▸ Task prompt:
Present each line of the entries below that holds the word "small".

Items from a dataset:
——
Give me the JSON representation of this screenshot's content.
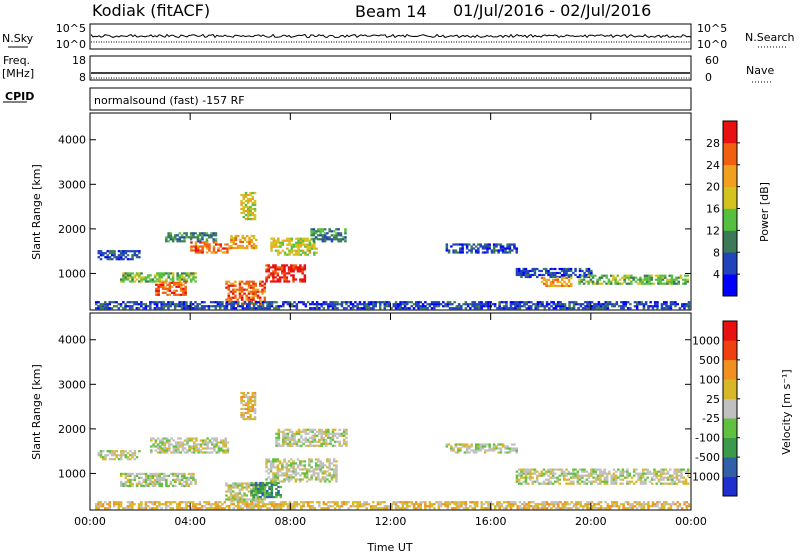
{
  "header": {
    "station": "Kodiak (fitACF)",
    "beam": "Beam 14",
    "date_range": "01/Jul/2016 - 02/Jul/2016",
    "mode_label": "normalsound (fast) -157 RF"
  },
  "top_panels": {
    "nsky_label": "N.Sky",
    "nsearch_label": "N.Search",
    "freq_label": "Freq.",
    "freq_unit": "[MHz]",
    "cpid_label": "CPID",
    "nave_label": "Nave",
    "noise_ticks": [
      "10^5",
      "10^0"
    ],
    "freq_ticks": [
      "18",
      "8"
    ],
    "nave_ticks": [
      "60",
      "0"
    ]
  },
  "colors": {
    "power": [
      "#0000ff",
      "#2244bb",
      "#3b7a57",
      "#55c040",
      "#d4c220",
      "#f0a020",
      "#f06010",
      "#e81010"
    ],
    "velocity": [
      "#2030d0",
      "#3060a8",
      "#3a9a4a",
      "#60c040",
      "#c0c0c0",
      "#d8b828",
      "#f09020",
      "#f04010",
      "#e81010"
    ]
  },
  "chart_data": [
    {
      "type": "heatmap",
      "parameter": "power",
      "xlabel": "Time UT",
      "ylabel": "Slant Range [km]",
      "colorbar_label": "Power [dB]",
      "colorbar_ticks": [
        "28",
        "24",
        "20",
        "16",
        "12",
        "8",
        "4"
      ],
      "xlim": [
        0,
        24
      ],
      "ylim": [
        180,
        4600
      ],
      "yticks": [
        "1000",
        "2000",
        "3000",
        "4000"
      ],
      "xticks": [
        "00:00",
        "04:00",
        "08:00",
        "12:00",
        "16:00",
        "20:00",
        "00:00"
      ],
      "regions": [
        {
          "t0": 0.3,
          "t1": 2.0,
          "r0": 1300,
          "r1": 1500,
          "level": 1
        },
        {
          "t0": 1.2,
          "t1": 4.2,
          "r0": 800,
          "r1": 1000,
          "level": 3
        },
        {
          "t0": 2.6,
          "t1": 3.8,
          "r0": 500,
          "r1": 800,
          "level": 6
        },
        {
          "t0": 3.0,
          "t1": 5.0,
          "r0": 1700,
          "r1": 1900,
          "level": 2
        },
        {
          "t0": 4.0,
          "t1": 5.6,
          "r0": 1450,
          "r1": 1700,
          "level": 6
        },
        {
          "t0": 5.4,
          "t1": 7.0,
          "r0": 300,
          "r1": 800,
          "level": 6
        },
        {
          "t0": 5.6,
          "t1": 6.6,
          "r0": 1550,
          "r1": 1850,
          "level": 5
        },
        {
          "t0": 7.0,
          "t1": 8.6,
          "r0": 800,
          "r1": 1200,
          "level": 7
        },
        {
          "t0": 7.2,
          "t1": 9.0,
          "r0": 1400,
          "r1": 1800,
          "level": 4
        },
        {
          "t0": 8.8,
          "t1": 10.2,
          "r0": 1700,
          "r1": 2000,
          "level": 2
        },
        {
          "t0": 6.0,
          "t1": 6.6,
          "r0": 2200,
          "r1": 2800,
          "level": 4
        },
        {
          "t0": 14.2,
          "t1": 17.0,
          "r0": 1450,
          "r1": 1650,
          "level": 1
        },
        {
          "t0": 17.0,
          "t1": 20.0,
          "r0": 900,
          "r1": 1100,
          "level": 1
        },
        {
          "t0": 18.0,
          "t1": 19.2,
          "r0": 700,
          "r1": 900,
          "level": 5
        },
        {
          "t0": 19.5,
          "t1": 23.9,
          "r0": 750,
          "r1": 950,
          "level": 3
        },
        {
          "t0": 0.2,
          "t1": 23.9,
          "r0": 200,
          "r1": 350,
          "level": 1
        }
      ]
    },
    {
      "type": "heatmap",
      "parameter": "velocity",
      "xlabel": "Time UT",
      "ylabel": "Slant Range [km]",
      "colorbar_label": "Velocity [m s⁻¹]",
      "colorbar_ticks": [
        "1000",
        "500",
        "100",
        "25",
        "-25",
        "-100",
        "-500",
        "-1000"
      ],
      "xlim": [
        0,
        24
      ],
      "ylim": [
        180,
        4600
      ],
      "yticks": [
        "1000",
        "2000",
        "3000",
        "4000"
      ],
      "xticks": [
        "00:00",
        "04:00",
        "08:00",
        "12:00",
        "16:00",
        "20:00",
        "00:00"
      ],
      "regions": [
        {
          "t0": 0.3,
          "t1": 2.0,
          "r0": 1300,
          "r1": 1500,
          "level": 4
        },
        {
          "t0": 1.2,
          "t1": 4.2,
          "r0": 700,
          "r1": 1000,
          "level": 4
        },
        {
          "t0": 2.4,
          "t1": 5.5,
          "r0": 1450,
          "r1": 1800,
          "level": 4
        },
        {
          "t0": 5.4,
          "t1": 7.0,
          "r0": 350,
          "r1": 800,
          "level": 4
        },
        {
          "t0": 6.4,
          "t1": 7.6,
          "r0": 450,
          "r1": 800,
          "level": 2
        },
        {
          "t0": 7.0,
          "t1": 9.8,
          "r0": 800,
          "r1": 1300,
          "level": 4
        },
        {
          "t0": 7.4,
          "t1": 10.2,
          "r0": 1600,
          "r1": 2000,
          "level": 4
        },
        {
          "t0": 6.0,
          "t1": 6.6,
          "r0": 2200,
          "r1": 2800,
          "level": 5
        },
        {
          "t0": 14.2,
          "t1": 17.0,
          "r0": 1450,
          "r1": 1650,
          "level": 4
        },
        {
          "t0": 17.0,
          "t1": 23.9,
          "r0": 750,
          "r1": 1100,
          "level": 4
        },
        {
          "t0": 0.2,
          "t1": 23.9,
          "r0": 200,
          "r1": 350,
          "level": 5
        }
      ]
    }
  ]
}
——
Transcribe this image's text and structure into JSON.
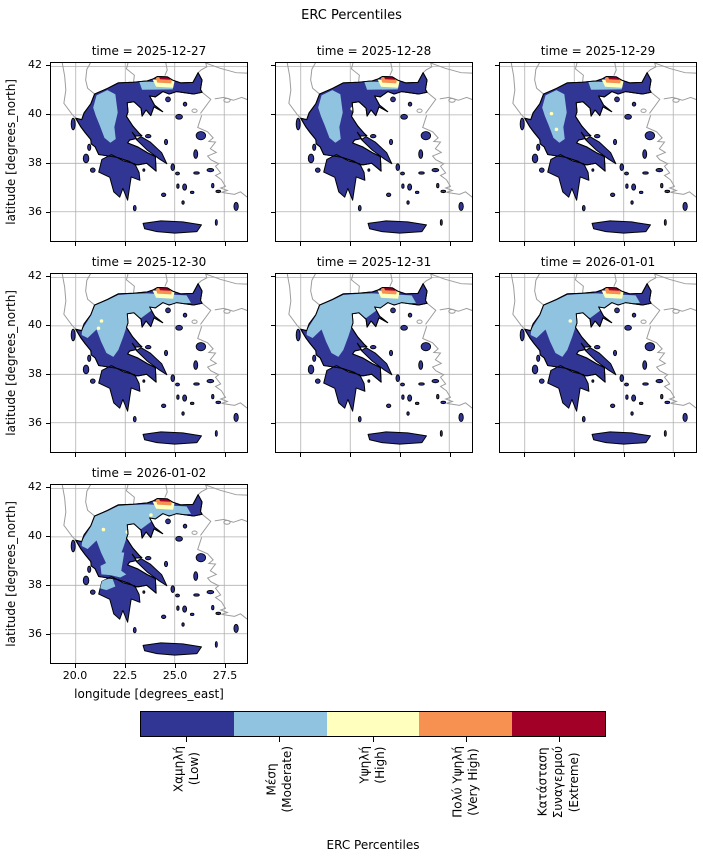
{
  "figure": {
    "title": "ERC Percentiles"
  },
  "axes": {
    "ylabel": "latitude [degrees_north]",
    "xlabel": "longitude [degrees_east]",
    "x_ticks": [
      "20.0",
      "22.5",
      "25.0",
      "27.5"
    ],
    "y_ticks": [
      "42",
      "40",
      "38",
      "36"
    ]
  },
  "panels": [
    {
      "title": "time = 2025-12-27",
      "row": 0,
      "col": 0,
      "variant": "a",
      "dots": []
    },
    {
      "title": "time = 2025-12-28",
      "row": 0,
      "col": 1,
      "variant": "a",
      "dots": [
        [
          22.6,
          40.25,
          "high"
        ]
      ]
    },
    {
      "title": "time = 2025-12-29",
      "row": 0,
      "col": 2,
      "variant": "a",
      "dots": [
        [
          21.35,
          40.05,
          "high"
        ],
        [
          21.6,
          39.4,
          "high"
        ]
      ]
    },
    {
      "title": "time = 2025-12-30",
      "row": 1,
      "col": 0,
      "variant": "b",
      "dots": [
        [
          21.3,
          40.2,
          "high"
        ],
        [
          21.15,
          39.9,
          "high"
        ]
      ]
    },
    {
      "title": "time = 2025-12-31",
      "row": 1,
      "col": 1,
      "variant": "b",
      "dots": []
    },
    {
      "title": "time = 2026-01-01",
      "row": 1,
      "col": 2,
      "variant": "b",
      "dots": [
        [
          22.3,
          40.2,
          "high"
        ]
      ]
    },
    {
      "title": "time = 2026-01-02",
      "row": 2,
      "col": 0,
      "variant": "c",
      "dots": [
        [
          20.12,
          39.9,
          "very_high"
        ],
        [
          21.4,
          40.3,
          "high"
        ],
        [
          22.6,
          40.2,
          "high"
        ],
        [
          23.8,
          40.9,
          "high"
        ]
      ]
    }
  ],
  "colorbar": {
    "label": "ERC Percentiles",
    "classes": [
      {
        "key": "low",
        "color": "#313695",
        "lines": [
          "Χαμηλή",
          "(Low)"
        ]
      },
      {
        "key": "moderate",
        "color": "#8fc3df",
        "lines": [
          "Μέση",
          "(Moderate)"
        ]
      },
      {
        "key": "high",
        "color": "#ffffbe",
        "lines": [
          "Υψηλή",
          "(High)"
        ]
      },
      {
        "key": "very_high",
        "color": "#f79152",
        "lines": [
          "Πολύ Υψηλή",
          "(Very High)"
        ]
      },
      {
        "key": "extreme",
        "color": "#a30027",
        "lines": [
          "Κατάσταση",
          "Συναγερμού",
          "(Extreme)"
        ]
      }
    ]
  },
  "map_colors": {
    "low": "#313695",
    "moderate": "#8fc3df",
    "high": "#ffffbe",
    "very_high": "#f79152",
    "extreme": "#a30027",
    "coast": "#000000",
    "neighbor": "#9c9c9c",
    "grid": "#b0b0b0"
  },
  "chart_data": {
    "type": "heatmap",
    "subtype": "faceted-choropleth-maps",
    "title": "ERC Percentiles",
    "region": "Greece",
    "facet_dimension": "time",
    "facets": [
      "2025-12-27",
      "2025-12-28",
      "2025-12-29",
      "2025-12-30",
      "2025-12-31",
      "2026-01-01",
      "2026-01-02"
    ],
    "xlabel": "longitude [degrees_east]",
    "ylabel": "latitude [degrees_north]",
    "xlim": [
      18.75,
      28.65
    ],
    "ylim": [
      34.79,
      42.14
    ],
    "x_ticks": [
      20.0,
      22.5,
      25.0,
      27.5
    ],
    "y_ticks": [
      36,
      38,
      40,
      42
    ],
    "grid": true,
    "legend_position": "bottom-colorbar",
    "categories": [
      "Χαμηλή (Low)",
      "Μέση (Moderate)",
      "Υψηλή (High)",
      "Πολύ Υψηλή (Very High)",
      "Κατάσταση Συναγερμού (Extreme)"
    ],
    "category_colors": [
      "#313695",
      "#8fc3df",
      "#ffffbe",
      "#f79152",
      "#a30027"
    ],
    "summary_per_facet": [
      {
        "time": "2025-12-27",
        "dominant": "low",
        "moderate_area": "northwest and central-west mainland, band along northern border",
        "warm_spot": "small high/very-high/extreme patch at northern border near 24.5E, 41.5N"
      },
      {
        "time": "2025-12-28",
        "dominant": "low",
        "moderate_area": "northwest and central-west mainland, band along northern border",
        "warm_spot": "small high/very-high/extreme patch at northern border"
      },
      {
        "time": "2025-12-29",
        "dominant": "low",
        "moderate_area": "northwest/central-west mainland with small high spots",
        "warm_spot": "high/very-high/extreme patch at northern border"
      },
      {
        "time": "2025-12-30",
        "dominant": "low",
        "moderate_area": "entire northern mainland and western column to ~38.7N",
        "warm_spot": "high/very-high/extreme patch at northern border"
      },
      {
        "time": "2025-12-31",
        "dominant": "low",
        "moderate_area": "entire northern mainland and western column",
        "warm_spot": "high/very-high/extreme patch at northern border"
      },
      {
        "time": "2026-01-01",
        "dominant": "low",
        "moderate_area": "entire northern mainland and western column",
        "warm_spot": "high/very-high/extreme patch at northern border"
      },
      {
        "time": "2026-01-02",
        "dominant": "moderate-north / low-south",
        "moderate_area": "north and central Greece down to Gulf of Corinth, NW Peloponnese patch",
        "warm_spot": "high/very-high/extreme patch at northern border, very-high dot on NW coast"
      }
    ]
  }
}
——
▸ Task response:
        "warm_spot": "small high/very-high/extreme patch at northern border near 24.5E, 41.5N"
        "warm_spot": "small high/very-high/extreme patch at northern border"
        "moderate_area": "northwest/central-west mainland with small high spots",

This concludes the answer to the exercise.